## Recorded data
- - - - -
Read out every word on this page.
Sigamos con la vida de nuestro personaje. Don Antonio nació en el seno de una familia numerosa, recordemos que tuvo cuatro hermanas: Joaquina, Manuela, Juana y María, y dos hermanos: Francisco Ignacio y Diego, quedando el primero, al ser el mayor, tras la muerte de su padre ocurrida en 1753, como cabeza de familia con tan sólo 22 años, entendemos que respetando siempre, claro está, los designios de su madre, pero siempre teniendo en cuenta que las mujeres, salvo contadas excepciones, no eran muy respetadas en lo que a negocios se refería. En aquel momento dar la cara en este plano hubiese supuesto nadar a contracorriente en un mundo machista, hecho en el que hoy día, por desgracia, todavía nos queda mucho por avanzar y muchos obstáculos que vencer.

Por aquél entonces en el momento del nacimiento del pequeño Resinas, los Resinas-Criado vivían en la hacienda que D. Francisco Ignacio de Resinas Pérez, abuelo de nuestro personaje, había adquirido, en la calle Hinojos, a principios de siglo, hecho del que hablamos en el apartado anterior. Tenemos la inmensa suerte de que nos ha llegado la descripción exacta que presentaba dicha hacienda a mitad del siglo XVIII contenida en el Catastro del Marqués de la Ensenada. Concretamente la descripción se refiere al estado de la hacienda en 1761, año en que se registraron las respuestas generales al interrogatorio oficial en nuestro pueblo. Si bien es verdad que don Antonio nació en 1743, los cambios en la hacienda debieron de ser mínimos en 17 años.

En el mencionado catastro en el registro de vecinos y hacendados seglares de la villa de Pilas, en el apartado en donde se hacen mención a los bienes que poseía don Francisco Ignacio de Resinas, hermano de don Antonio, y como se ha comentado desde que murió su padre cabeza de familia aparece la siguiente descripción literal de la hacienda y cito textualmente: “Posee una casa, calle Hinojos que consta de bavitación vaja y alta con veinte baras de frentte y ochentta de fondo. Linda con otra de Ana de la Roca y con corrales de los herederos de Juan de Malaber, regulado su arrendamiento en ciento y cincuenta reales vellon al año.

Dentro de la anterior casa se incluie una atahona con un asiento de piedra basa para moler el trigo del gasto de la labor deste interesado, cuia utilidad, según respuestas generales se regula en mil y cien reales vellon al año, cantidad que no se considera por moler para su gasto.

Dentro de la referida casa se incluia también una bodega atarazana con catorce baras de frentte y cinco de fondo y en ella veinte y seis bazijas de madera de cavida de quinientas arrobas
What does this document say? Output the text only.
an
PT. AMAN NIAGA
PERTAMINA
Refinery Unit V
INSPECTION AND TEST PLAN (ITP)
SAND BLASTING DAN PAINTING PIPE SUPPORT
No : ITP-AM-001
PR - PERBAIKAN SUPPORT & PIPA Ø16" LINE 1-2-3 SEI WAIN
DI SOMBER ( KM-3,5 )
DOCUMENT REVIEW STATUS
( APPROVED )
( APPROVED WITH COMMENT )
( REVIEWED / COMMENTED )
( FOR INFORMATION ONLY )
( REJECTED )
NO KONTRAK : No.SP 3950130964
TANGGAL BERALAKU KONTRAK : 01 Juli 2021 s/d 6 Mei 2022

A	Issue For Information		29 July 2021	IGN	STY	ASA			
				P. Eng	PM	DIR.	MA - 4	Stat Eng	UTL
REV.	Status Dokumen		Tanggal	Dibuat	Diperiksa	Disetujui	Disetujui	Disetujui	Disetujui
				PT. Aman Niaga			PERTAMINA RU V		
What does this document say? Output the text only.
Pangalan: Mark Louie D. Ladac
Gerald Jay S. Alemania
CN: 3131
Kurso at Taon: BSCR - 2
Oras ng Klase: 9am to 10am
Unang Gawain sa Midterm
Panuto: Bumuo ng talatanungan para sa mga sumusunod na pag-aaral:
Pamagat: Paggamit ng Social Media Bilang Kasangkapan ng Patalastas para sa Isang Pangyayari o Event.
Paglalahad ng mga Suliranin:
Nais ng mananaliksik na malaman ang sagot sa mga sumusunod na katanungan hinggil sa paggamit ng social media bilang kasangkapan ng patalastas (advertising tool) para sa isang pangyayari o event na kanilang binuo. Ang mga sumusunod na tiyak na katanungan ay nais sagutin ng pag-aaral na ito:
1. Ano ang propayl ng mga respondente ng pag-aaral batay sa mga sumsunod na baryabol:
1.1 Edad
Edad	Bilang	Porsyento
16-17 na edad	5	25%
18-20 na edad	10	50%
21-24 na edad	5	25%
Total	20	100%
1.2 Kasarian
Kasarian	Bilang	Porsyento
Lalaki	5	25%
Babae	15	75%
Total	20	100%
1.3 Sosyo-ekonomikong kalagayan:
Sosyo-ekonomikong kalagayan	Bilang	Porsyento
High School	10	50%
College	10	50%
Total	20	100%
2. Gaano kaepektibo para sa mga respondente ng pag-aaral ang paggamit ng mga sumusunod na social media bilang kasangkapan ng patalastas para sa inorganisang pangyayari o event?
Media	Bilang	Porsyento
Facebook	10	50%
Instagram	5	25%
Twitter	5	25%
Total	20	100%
- - - - -
From the data, list each line in which the string "aaral" appears.

Panuto: Bumuo ng talatanungan para sa mga sumusunod na pag-aaral:
Nais ng mananaliksik na malaman ang sagot sa mga sumusunod na katanungan hinggil sa paggamit ng social media bilang kasangkapan ng patalastas (advertising tool) para sa isang pangyayari o event na kanilang binuo. Ang mga sumusunod na tiyak na katanungan ay nais sagutin ng pag-aaral na ito:
1. Ano ang propayl ng mga respondente ng pag-aaral batay sa mga sumsunod na baryabol:
2. Gaano kaepektibo para sa mga respondente ng pag-aaral ang paggamit ng mga sumusunod na social media bilang kasangkapan ng patalastas para sa inorganisang pangyayari o event?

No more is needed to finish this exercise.